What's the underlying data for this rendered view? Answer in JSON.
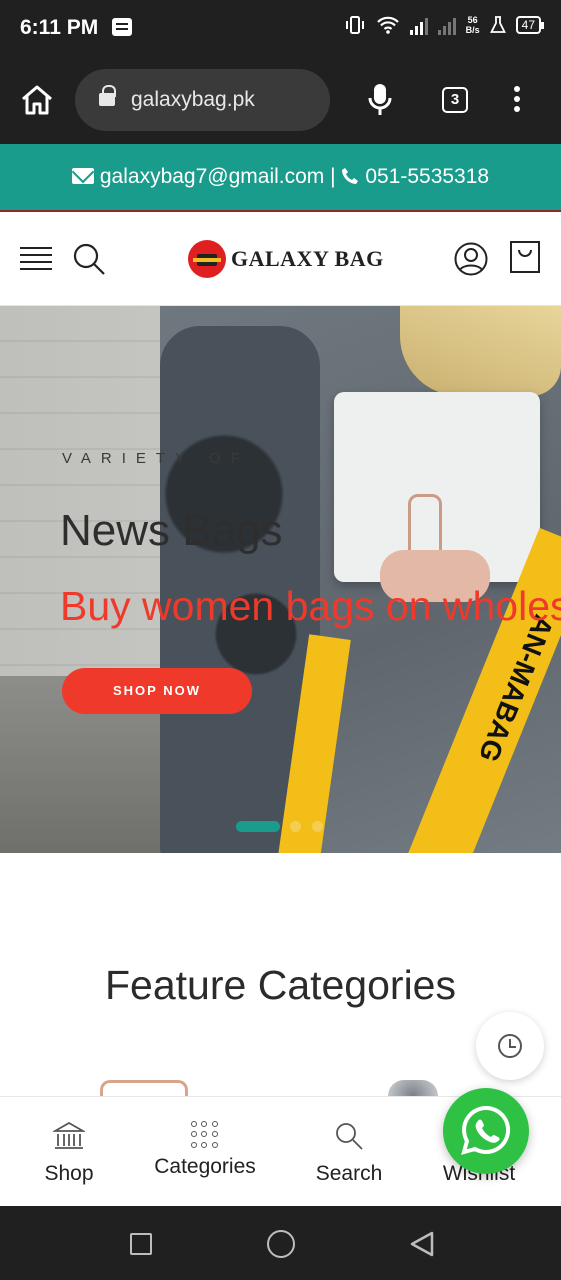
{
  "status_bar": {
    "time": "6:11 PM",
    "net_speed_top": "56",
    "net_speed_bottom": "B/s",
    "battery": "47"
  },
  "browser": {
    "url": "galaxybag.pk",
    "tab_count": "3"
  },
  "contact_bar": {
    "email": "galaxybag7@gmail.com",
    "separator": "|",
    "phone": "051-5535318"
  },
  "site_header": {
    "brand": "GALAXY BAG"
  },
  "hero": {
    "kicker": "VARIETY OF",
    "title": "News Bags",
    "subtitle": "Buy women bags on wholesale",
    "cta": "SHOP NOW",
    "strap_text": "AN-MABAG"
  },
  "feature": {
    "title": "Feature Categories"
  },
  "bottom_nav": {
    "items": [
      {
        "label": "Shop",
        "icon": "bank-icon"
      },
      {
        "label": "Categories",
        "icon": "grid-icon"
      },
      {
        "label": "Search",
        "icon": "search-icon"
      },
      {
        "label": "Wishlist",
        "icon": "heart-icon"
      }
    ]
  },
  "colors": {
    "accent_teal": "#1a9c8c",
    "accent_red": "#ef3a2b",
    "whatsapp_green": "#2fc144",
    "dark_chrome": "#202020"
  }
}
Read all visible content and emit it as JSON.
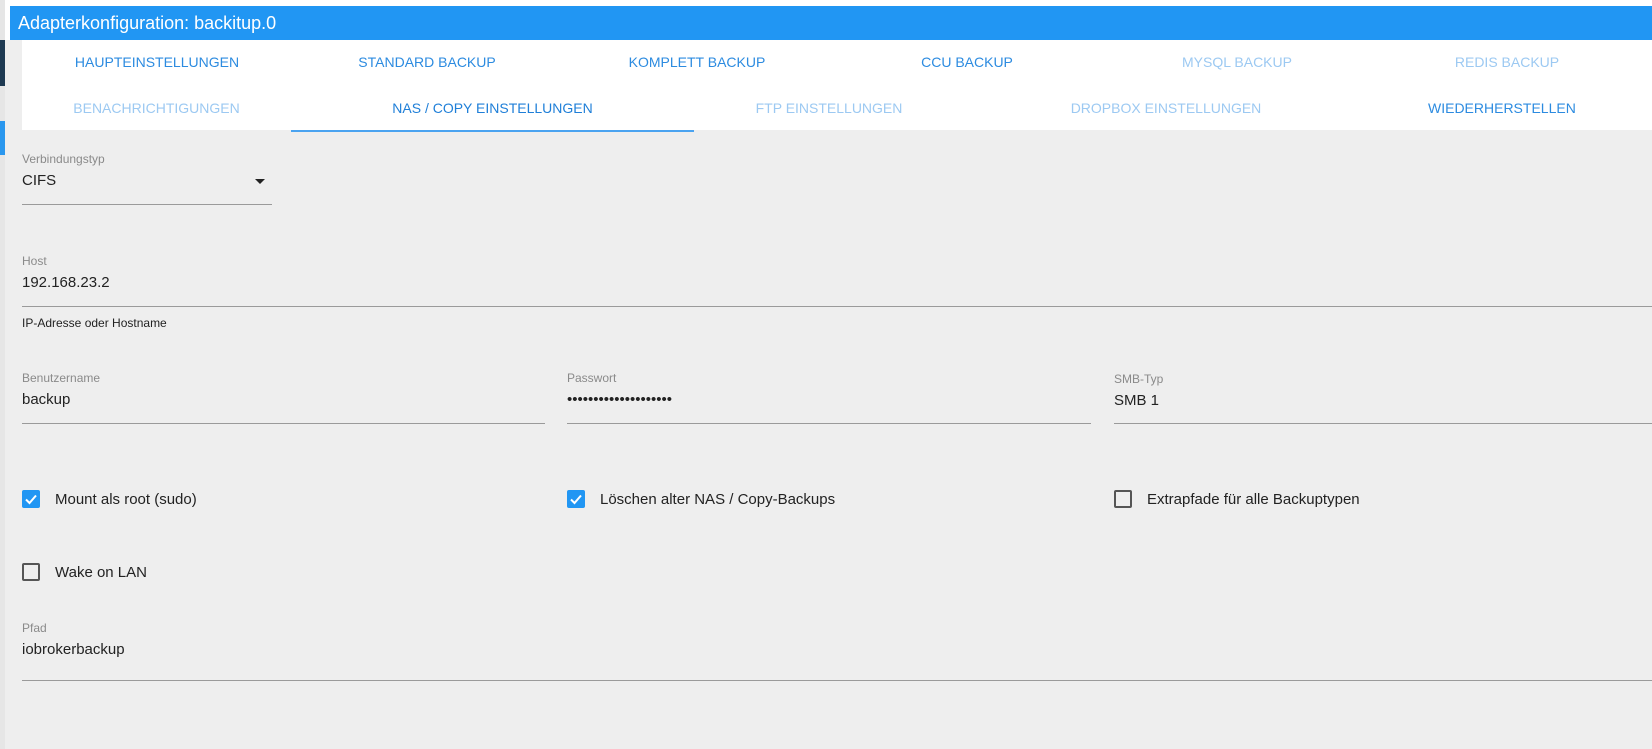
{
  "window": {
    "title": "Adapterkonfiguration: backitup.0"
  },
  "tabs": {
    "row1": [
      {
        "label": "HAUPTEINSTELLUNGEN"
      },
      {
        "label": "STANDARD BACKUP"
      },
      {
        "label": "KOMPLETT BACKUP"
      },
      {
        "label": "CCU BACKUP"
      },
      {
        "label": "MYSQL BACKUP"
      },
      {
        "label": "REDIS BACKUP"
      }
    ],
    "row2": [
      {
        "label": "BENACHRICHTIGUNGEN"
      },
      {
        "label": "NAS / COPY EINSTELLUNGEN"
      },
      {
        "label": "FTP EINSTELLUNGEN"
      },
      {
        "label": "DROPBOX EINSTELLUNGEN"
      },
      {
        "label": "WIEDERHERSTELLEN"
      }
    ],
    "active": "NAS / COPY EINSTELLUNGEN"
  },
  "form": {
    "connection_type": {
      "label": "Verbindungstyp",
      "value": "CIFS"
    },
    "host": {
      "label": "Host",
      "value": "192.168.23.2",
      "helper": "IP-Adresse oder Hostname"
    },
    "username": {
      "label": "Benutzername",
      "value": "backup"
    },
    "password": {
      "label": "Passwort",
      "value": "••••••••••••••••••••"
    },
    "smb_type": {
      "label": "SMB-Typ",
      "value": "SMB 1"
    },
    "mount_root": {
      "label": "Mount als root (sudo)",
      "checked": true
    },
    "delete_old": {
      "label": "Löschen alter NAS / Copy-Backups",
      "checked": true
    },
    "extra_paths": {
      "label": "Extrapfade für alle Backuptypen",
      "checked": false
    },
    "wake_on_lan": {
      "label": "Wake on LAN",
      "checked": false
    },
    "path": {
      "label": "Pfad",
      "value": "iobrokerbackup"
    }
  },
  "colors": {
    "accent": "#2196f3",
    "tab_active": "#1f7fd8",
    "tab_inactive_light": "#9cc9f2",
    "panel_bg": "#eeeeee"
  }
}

== == ==

_The problem:_
Show the lines where the word "value" appears in the entries.

_Output below:_
      "value": "CIFS"
      "value": "192.168.23.2",
      "value": "backup"
      "value": "••••••••••••••••••••"
      "value": "SMB 1"
      "value": "iobrokerbackup"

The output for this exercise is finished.